**Exercise instructions:** Identify all lines below that hold "mink" and collect them.

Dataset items
───

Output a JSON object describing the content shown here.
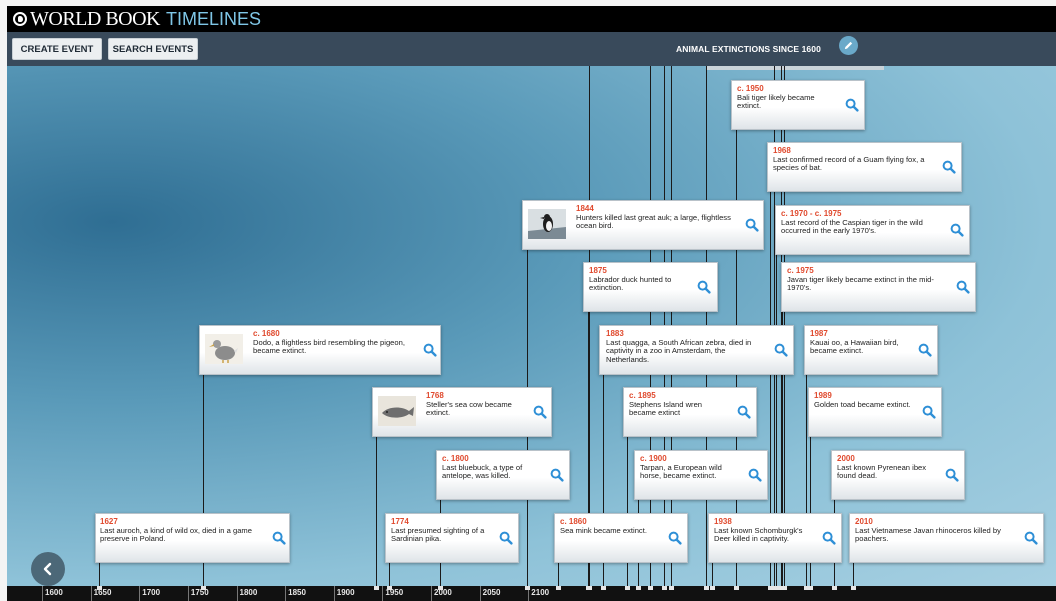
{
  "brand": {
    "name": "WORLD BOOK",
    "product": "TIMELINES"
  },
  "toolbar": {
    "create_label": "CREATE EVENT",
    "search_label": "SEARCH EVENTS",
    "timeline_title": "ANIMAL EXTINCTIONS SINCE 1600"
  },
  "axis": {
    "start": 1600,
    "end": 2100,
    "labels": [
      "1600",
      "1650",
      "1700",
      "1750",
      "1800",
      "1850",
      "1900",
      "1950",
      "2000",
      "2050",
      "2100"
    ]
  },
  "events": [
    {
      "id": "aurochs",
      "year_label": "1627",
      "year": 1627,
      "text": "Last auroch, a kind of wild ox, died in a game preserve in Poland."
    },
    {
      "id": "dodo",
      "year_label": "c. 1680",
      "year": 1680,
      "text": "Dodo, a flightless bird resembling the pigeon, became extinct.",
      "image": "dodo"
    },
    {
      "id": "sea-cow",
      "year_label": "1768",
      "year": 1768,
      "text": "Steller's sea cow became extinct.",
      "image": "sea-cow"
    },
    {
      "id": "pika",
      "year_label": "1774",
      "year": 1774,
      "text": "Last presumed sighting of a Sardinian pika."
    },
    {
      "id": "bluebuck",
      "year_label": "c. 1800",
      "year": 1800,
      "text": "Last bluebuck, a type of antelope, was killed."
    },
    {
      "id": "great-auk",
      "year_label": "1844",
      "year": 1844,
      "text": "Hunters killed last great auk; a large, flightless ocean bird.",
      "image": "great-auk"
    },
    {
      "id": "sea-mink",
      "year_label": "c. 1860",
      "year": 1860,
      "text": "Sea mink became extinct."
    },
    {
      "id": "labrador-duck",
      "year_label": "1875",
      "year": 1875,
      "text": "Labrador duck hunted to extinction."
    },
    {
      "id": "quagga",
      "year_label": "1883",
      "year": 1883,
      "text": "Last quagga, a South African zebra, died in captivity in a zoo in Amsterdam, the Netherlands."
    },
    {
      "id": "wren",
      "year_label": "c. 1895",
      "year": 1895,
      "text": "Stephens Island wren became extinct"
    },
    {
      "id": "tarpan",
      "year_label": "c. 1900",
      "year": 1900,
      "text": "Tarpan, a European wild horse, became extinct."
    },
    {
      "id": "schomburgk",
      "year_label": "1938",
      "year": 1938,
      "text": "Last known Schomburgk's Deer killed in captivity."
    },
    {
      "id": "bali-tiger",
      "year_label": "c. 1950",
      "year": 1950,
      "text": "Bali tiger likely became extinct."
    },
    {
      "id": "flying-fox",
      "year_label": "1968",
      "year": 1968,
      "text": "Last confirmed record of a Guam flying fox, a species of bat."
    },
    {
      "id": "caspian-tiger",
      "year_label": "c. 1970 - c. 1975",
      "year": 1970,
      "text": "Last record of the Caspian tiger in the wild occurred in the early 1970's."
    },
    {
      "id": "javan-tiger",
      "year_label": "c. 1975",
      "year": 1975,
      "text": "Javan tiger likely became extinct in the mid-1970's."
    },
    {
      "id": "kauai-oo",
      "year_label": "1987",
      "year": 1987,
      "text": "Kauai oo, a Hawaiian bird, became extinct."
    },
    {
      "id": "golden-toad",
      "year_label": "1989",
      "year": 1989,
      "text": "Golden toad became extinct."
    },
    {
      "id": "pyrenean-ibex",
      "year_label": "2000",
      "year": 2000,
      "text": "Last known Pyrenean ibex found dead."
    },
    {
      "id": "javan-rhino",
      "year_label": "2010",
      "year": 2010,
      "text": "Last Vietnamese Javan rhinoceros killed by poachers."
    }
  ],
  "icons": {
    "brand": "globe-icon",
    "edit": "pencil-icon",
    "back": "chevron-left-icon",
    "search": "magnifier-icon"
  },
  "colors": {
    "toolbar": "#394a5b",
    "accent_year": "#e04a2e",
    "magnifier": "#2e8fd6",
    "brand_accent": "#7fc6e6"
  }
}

───

**Expected answer:**
      "id": "sea-mink",
      "text": "Sea mink became extinct."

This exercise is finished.